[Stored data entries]
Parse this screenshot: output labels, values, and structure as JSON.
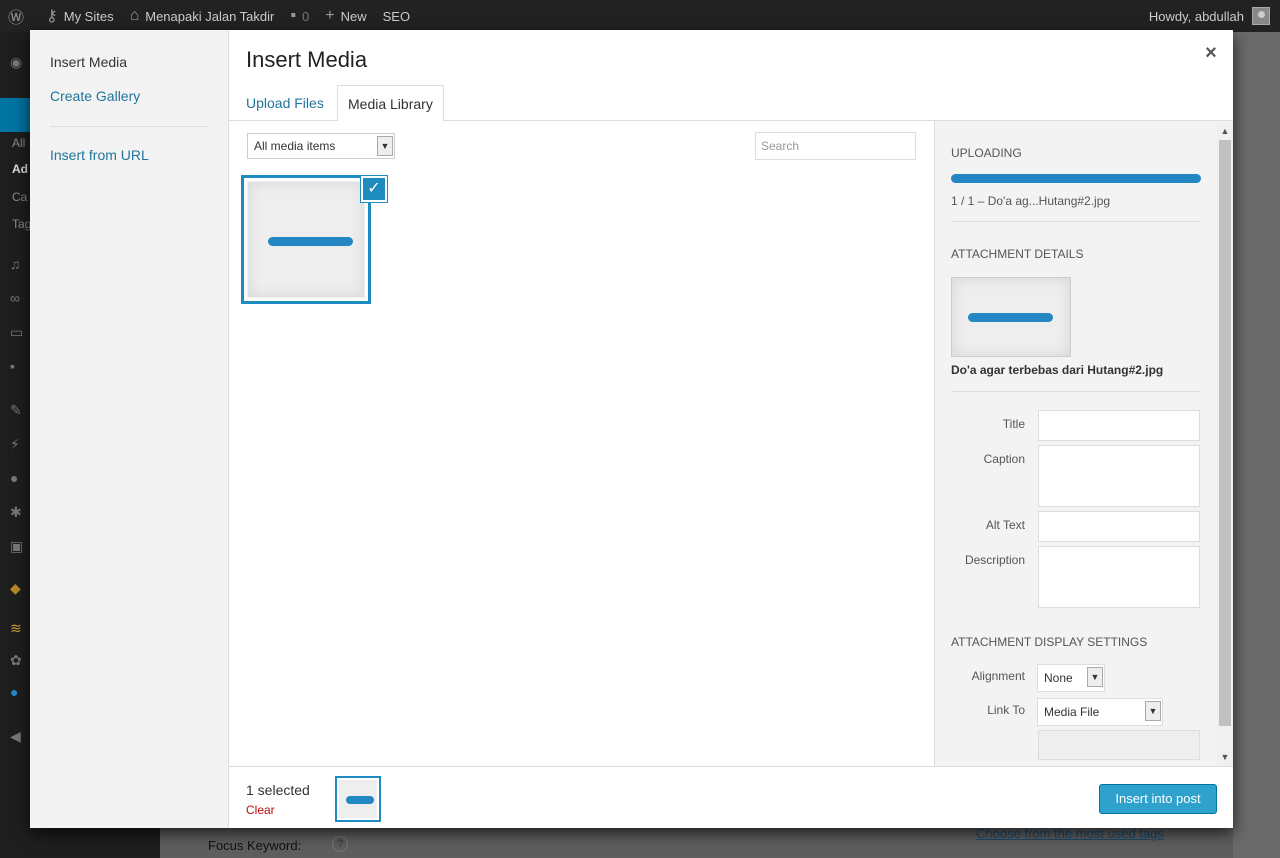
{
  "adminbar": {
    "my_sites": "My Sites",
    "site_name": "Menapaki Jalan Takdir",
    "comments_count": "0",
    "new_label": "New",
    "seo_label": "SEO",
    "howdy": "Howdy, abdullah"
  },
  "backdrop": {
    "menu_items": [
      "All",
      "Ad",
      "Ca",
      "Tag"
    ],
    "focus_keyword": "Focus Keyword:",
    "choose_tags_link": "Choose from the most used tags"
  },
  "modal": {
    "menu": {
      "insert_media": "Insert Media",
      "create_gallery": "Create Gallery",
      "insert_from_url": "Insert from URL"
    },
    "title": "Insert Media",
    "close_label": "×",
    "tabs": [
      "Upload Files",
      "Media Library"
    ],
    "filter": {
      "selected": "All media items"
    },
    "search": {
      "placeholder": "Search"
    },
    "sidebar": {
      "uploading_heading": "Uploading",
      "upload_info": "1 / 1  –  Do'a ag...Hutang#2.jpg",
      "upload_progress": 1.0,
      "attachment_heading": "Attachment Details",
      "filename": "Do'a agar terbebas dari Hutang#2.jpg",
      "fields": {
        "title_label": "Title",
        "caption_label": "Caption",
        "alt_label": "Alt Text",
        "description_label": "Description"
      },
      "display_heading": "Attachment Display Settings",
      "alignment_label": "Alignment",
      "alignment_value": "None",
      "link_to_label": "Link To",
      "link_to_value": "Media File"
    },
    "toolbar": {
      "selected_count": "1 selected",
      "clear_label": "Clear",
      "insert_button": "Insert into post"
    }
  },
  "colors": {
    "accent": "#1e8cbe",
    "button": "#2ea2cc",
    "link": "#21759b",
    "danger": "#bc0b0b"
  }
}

--

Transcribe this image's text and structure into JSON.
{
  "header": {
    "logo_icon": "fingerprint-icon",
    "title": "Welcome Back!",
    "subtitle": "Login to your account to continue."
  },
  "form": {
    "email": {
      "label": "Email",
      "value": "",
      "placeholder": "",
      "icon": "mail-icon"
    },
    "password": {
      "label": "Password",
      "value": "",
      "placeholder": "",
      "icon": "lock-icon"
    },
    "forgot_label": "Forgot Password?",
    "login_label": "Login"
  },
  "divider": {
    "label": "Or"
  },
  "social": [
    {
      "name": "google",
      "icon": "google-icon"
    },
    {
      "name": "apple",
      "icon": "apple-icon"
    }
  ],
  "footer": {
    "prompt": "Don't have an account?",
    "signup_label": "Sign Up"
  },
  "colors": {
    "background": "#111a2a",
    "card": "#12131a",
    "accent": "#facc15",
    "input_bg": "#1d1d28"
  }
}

* _What to work on_
From the entries above, pull out each line that includes "selected".

* _Full output_
      "selected": "All media items"
      "selected_count": "1 selected",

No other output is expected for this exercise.